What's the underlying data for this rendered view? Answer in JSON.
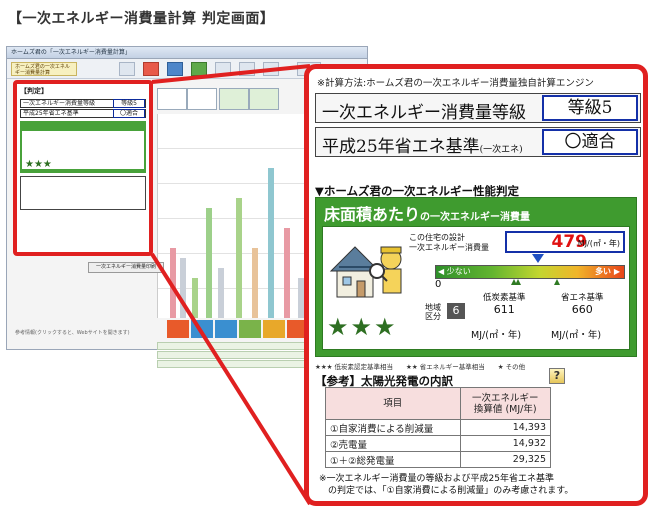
{
  "page_title": "【一次エネルギー消費量計算 判定画面】",
  "background_window": {
    "title": "ホームズ君の「一次エネルギー消費量計算」",
    "logo_text": "ホームズ君の一次エネルギー消費量計算",
    "footer_text": "参考情報(クリックすると、Webサイトを開きます)"
  },
  "mini_panel": {
    "heading": "【判定】",
    "row1": "一次エネルギー消費量等級",
    "row1_value": "等級5",
    "row2": "平成25年省エネ基準",
    "row2_value": "〇適合",
    "button": "一次エネルギー消費量印刷"
  },
  "panel": {
    "method_line": "※計算方法:ホームズ君の一次エネルギー消費量独自計算エンジン",
    "grade_label": "一次エネルギー消費量等級",
    "grade_value": "等級5",
    "standard_label": "平成25年省エネ基準",
    "standard_sub": "(一次エネ)",
    "standard_value": "〇適合",
    "perf_heading": "▼ホームズ君の一次エネルギー性能判定",
    "green_title": "床面積あたり",
    "green_title_sub": "の一次エネルギー消費量",
    "design_label_1": "この住宅の設計",
    "design_label_2": "一次エネルギー消費量",
    "energy_value": "479",
    "energy_unit": "MJ/(㎡・年)",
    "bar_left": "◀ 少ない",
    "bar_right": "多い ▶",
    "zero": "0",
    "region_label_1": "地域",
    "region_label_2": "区分",
    "region_value": "6",
    "low_carbon_label": "低炭素基準",
    "low_carbon_value": "611",
    "standard_std_label": "省エネ基準",
    "standard_std_value": "660",
    "unit_1": "MJ/(㎡・年)",
    "unit_2": "MJ/(㎡・年)",
    "stars": "★★★",
    "legend": "★★★ 低炭素認定基準相当　　★★ 省エネルギー基準相当　　★ その他",
    "ref_heading": "【参考】太陽光発電の内訳",
    "help_icon": "?",
    "table": {
      "header_item": "項目",
      "header_value_1": "一次エネルギー",
      "header_value_2": "換算値 (MJ/年)",
      "rows": [
        {
          "label": "①自家消費による削減量",
          "value": "14,393"
        },
        {
          "label": "②売電量",
          "value": "14,932"
        },
        {
          "label": "①＋②総発電量",
          "value": "29,325"
        }
      ]
    },
    "footnote_1": "※一次エネルギー消費量の等級および平成25年省エネ基準",
    "footnote_2": "　の判定では、「①自家消費による削減量」のみ考慮されます。"
  },
  "colors": {
    "highlight_red": "#e02020",
    "panel_green": "#3f9b2f",
    "value_blue": "#1430a8",
    "energy_red": "#e01010"
  }
}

+ + + +

*Your instructions:*
Skip the pictures and transcribe the rest of the records exactly.

*Exercise result:*
What's the underlying data for this rendered view? Answer in JSON.
{
  "page_title": "【一次エネルギー消費量計算 判定画面】",
  "background_window": {
    "title": "ホームズ君の「一次エネルギー消費量計算」",
    "logo_text": "ホームズ君の一次エネルギー消費量計算",
    "footer_text": "参考情報(クリックすると、Webサイトを開きます)"
  },
  "mini_panel": {
    "heading": "【判定】",
    "row1": "一次エネルギー消費量等級",
    "row1_value": "等級5",
    "row2": "平成25年省エネ基準",
    "row2_value": "〇適合",
    "button": "一次エネルギー消費量印刷"
  },
  "panel": {
    "method_line": "※計算方法:ホームズ君の一次エネルギー消費量独自計算エンジン",
    "grade_label": "一次エネルギー消費量等級",
    "grade_value": "等級5",
    "standard_label": "平成25年省エネ基準",
    "standard_sub": "(一次エネ)",
    "standard_value": "〇適合",
    "perf_heading": "▼ホームズ君の一次エネルギー性能判定",
    "green_title": "床面積あたり",
    "green_title_sub": "の一次エネルギー消費量",
    "design_label_1": "この住宅の設計",
    "design_label_2": "一次エネルギー消費量",
    "energy_value": "479",
    "energy_unit": "MJ/(㎡・年)",
    "bar_left": "◀ 少ない",
    "bar_right": "多い ▶",
    "zero": "0",
    "region_label_1": "地域",
    "region_label_2": "区分",
    "region_value": "6",
    "low_carbon_label": "低炭素基準",
    "low_carbon_value": "611",
    "standard_std_label": "省エネ基準",
    "standard_std_value": "660",
    "unit_1": "MJ/(㎡・年)",
    "unit_2": "MJ/(㎡・年)",
    "stars": "★★★",
    "legend": "★★★ 低炭素認定基準相当　　★★ 省エネルギー基準相当　　★ その他",
    "ref_heading": "【参考】太陽光発電の内訳",
    "help_icon": "?",
    "table": {
      "header_item": "項目",
      "header_value_1": "一次エネルギー",
      "header_value_2": "換算値 (MJ/年)",
      "rows": [
        {
          "label": "①自家消費による削減量",
          "value": "14,393"
        },
        {
          "label": "②売電量",
          "value": "14,932"
        },
        {
          "label": "①＋②総発電量",
          "value": "29,325"
        }
      ]
    },
    "footnote_1": "※一次エネルギー消費量の等級および平成25年省エネ基準",
    "footnote_2": "　の判定では、「①自家消費による削減量」のみ考慮されます。"
  },
  "colors": {
    "highlight_red": "#e02020",
    "panel_green": "#3f9b2f",
    "value_blue": "#1430a8",
    "energy_red": "#e01010"
  }
}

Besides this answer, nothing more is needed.